(Extracted data entries)
------------------------------------------------------------------------

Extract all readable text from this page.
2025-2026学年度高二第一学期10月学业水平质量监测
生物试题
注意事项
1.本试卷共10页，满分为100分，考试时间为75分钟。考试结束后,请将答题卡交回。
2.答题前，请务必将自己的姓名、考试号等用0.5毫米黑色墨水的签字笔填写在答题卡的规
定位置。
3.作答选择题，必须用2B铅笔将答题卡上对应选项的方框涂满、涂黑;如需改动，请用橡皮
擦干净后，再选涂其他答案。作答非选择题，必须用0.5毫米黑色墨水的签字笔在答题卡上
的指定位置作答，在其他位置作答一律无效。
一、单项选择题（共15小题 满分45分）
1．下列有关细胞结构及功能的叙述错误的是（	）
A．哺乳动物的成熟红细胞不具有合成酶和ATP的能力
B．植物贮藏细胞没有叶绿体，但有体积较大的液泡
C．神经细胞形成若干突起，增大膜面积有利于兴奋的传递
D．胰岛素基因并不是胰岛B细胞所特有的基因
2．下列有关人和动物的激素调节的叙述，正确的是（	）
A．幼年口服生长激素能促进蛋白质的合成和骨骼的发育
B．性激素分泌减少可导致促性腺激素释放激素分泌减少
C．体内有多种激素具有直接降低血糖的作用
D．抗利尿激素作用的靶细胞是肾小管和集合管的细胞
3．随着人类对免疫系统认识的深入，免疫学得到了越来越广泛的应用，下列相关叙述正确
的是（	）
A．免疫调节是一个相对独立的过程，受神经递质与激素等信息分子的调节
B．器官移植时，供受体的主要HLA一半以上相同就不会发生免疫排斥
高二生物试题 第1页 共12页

------------------------------------------------------------------------

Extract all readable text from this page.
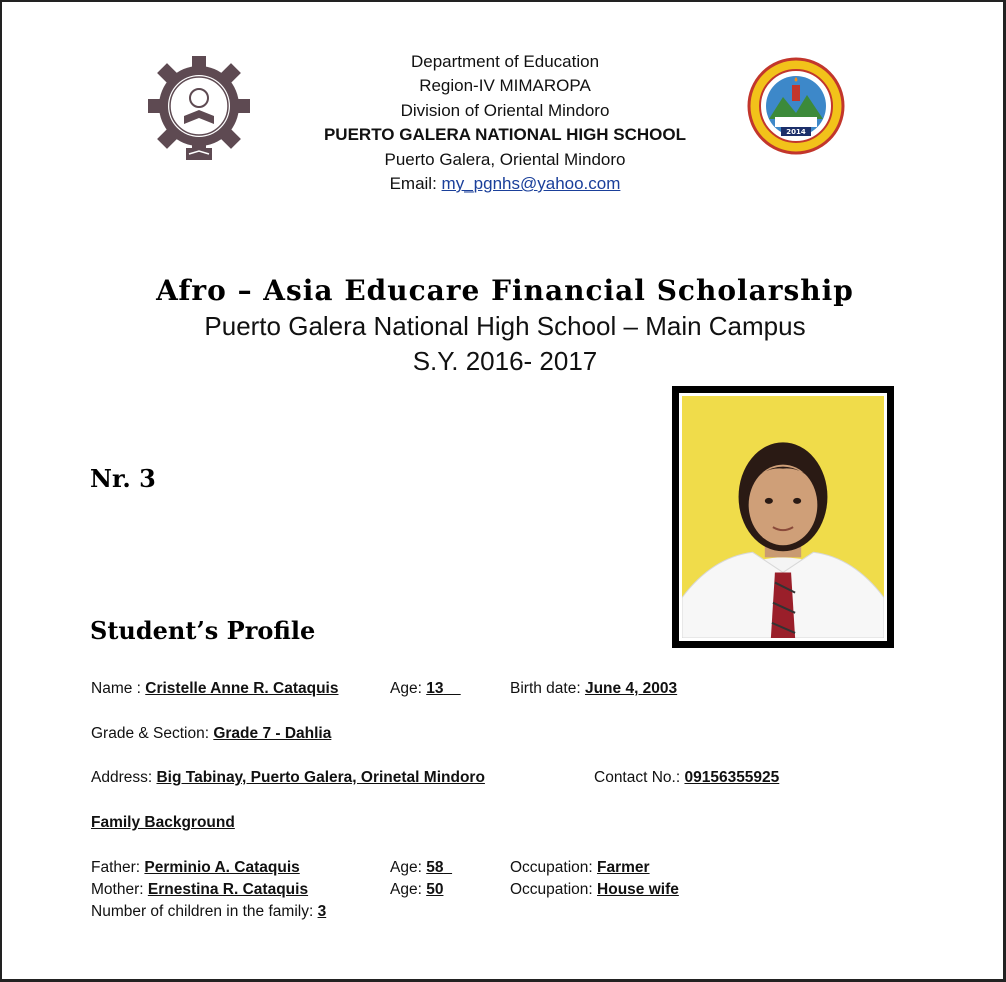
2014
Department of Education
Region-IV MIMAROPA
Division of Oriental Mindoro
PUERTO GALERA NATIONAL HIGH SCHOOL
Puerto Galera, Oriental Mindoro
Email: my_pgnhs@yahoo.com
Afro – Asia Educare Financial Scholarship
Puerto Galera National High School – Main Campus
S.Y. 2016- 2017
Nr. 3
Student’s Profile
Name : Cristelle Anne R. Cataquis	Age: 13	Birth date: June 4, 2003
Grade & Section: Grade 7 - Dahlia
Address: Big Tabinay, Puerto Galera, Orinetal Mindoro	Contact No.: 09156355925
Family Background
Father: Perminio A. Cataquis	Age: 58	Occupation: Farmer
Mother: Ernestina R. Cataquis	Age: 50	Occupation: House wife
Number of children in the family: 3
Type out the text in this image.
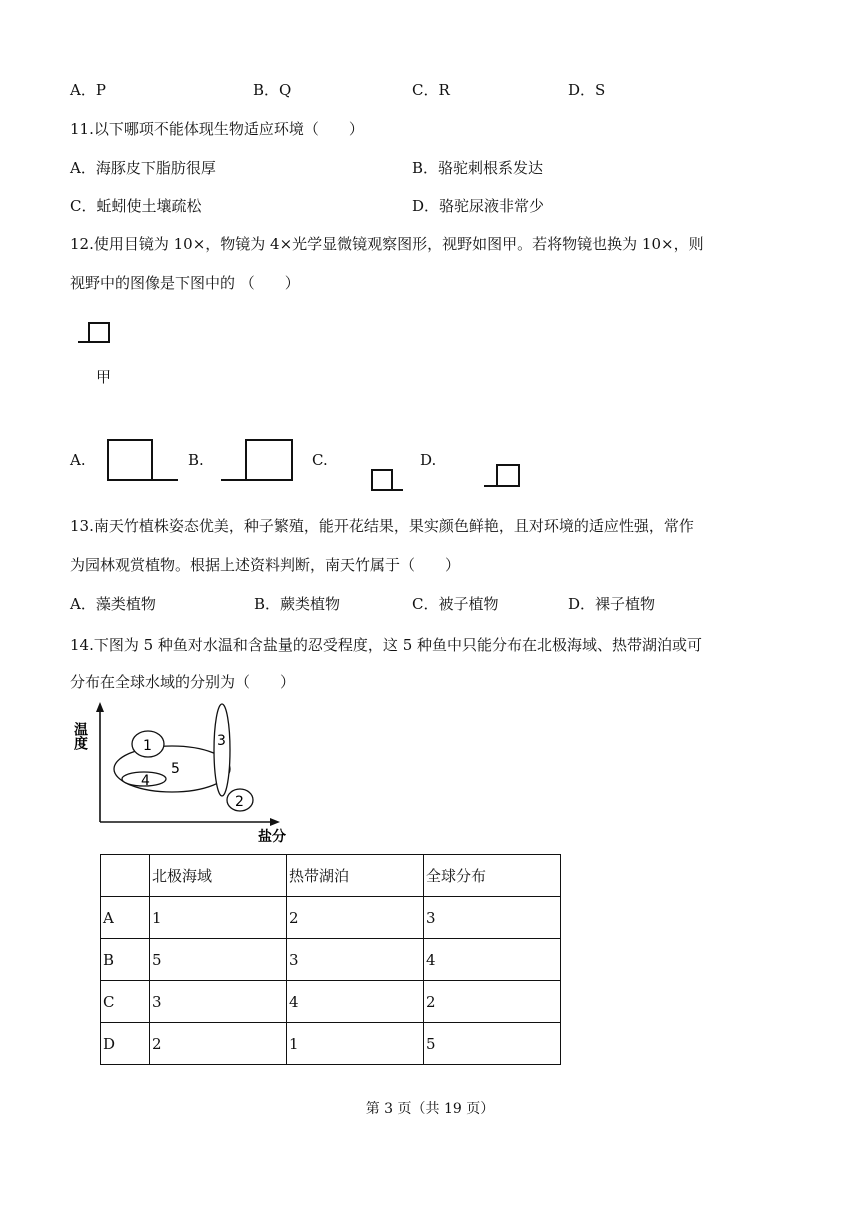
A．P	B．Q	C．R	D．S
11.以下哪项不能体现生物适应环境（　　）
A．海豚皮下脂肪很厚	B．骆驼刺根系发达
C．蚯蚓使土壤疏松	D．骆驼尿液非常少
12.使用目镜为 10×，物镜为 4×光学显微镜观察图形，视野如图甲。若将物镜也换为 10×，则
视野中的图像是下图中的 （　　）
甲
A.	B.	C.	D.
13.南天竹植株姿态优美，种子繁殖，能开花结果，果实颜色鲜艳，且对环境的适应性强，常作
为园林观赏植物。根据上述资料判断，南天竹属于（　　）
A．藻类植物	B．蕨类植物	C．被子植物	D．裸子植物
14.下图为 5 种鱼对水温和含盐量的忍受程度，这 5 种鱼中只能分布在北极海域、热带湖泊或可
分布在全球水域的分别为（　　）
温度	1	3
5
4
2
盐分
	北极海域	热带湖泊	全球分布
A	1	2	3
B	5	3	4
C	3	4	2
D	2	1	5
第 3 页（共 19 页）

------------------------------------------------------------------------

Written request: Scan the material above for the string "Cataquis" and report each line where you find it.

Response to the task:
Name : Cristelle Anne R. Cataquis	Age: 13	Birth date: June 4, 2003
Father: Perminio A. Cataquis	Age: 58	Occupation: Farmer
Mother: Ernestina R. Cataquis	Age: 50	Occupation: House wife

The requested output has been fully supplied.